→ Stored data
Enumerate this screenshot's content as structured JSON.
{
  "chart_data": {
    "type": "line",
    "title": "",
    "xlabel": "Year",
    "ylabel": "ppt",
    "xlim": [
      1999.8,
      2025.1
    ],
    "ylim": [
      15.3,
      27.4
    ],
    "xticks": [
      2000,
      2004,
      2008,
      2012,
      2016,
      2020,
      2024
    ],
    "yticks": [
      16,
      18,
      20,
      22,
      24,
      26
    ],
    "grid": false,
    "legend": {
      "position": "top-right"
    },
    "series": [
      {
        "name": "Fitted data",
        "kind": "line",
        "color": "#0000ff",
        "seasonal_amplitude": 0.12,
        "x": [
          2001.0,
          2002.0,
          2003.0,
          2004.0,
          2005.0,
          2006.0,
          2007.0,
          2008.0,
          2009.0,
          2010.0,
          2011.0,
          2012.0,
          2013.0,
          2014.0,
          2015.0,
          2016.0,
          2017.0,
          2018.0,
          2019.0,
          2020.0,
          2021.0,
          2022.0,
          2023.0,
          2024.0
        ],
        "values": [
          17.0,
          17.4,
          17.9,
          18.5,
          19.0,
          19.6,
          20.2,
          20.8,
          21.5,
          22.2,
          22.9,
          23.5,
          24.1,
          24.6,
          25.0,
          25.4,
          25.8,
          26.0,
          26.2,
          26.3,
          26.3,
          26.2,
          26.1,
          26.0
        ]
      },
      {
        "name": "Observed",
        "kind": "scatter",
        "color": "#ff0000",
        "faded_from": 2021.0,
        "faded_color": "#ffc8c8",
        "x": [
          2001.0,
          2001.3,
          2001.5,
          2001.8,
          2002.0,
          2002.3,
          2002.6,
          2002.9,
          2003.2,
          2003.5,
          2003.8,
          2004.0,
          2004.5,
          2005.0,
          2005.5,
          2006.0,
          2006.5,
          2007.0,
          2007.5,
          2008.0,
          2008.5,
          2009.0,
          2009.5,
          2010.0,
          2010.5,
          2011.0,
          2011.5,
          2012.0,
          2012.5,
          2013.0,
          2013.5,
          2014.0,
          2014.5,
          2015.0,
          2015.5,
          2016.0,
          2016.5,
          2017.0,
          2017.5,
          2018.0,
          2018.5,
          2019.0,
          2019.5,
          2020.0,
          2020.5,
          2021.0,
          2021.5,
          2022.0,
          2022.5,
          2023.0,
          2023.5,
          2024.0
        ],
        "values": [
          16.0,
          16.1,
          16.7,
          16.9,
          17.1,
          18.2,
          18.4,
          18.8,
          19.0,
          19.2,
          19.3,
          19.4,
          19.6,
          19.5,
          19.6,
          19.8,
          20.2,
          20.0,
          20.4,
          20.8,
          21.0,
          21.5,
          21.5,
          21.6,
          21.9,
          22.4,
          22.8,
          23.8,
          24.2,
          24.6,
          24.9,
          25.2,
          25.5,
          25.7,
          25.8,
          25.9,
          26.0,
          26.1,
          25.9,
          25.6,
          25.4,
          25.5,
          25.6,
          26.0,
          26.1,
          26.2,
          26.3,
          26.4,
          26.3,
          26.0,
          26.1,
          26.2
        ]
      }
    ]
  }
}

→ Stated problem
Repeat all the entries word for word.

→ Task result
Enumerate this screenshot's content as structured JSON.
{
  "chart_data": {
    "type": "line",
    "title": "",
    "xlabel": "Year",
    "ylabel": "ppt",
    "xlim": [
      1999.8,
      2025.1
    ],
    "ylim": [
      15.3,
      27.4
    ],
    "xticks": [
      2000,
      2004,
      2008,
      2012,
      2016,
      2020,
      2024
    ],
    "yticks": [
      16,
      18,
      20,
      22,
      24,
      26
    ],
    "grid": false,
    "legend": {
      "position": "top-right"
    },
    "series": [
      {
        "name": "Fitted data",
        "kind": "line",
        "color": "#0000ff",
        "seasonal_amplitude": 0.12,
        "x": [
          2001.0,
          2002.0,
          2003.0,
          2004.0,
          2005.0,
          2006.0,
          2007.0,
          2008.0,
          2009.0,
          2010.0,
          2011.0,
          2012.0,
          2013.0,
          2014.0,
          2015.0,
          2016.0,
          2017.0,
          2018.0,
          2019.0,
          2020.0,
          2021.0,
          2022.0,
          2023.0,
          2024.0
        ],
        "values": [
          17.0,
          17.4,
          17.9,
          18.5,
          19.0,
          19.6,
          20.2,
          20.8,
          21.5,
          22.2,
          22.9,
          23.5,
          24.1,
          24.6,
          25.0,
          25.4,
          25.8,
          26.0,
          26.2,
          26.3,
          26.3,
          26.2,
          26.1,
          26.0
        ]
      },
      {
        "name": "Observed",
        "kind": "scatter",
        "color": "#ff0000",
        "faded_from": 2021.0,
        "faded_color": "#ffc8c8",
        "x": [
          2001.0,
          2001.3,
          2001.5,
          2001.8,
          2002.0,
          2002.3,
          2002.6,
          2002.9,
          2003.2,
          2003.5,
          2003.8,
          2004.0,
          2004.5,
          2005.0,
          2005.5,
          2006.0,
          2006.5,
          2007.0,
          2007.5,
          2008.0,
          2008.5,
          2009.0,
          2009.5,
          2010.0,
          2010.5,
          2011.0,
          2011.5,
          2012.0,
          2012.5,
          2013.0,
          2013.5,
          2014.0,
          2014.5,
          2015.0,
          2015.5,
          2016.0,
          2016.5,
          2017.0,
          2017.5,
          2018.0,
          2018.5,
          2019.0,
          2019.5,
          2020.0,
          2020.5,
          2021.0,
          2021.5,
          2022.0,
          2022.5,
          2023.0,
          2023.5,
          2024.0
        ],
        "values": [
          16.0,
          16.1,
          16.7,
          16.9,
          17.1,
          18.2,
          18.4,
          18.8,
          19.0,
          19.2,
          19.3,
          19.4,
          19.6,
          19.5,
          19.6,
          19.8,
          20.2,
          20.0,
          20.4,
          20.8,
          21.0,
          21.5,
          21.5,
          21.6,
          21.9,
          22.4,
          22.8,
          23.8,
          24.2,
          24.6,
          24.9,
          25.2,
          25.5,
          25.7,
          25.8,
          25.9,
          26.0,
          26.1,
          25.9,
          25.6,
          25.4,
          25.5,
          25.6,
          26.0,
          26.1,
          26.2,
          26.3,
          26.4,
          26.3,
          26.0,
          26.1,
          26.2
        ]
      }
    ]
  }
}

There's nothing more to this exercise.